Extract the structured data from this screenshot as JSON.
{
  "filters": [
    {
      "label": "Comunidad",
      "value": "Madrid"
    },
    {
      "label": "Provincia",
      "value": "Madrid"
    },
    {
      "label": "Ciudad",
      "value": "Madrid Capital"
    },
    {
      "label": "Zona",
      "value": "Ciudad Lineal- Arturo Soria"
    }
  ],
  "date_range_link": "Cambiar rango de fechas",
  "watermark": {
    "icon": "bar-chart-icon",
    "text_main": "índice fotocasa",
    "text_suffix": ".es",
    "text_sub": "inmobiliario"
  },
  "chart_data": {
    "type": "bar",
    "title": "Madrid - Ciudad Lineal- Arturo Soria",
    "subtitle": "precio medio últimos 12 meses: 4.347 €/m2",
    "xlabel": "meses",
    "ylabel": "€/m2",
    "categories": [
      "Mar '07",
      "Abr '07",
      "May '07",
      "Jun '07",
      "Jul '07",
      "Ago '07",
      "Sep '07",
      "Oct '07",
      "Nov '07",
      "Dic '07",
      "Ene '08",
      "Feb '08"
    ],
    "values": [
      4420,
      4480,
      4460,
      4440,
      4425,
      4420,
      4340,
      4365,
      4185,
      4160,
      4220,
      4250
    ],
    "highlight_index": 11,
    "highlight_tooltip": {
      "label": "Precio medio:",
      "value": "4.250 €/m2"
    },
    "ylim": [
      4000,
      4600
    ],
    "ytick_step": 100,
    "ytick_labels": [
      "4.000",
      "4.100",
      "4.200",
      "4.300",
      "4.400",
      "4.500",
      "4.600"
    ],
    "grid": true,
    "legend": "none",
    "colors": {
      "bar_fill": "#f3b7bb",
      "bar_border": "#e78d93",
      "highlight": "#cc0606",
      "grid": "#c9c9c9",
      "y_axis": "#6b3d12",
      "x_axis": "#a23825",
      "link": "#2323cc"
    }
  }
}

• [Given task] Take every line containing the word "Ciudad" and copy it.

• [Result of this exercise]
      "label": "Ciudad",
      "value": "Ciudad Lineal- Arturo Soria"
    "title": "Madrid - Ciudad Lineal- Arturo Soria",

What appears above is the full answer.